* _Entries provided_:
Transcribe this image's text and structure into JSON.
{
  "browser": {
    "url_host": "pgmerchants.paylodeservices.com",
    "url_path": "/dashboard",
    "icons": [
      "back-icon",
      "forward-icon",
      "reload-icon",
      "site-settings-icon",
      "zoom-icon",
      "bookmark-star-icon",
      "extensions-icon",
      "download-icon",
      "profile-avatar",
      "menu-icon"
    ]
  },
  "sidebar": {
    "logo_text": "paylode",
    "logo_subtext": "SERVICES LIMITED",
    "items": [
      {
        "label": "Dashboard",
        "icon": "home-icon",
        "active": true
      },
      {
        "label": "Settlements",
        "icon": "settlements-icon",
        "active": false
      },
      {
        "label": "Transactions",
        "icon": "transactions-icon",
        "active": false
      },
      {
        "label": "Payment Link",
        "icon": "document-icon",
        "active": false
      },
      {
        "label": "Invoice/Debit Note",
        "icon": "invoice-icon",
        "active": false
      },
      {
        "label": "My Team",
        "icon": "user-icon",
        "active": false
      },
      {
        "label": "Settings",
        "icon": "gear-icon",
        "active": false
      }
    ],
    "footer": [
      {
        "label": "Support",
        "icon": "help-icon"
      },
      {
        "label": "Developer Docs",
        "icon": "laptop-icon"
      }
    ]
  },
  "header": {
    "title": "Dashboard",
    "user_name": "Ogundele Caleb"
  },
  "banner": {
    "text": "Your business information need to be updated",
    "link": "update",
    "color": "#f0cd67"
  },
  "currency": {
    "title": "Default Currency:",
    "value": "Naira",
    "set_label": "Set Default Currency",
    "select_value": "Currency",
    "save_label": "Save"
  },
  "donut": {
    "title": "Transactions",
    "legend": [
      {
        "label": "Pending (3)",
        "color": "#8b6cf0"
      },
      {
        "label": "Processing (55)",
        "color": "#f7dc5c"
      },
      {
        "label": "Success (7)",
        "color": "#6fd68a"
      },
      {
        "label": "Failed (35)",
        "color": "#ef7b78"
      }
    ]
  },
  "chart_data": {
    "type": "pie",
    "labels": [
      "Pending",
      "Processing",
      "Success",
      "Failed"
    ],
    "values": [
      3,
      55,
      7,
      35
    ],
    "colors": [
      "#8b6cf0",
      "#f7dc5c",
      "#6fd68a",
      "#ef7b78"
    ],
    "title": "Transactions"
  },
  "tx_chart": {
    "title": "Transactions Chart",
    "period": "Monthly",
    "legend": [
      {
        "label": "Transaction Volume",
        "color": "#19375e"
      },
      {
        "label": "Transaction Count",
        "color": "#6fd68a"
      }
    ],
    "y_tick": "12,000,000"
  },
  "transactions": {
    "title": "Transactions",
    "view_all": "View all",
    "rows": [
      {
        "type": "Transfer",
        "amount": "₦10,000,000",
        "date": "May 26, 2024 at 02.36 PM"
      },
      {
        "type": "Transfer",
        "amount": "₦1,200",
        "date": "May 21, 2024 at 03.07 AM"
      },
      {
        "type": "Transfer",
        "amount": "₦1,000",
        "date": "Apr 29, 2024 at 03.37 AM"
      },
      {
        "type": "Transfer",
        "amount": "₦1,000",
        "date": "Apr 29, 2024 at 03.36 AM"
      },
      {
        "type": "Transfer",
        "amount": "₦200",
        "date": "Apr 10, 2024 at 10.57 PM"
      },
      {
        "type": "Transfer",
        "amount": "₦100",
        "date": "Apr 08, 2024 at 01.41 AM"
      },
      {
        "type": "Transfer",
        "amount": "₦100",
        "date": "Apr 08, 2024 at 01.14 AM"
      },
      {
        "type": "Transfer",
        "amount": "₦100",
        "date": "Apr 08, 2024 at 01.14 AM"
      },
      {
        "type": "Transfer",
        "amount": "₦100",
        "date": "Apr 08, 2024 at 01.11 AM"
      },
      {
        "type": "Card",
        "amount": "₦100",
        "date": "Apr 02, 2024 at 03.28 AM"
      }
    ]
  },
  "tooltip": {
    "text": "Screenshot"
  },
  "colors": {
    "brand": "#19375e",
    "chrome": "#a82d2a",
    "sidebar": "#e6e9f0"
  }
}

* _Short problem_: List every line from the entries above in which "Default" appears.

* _Full response_:
    "title": "Default Currency:",
    "set_label": "Set Default Currency",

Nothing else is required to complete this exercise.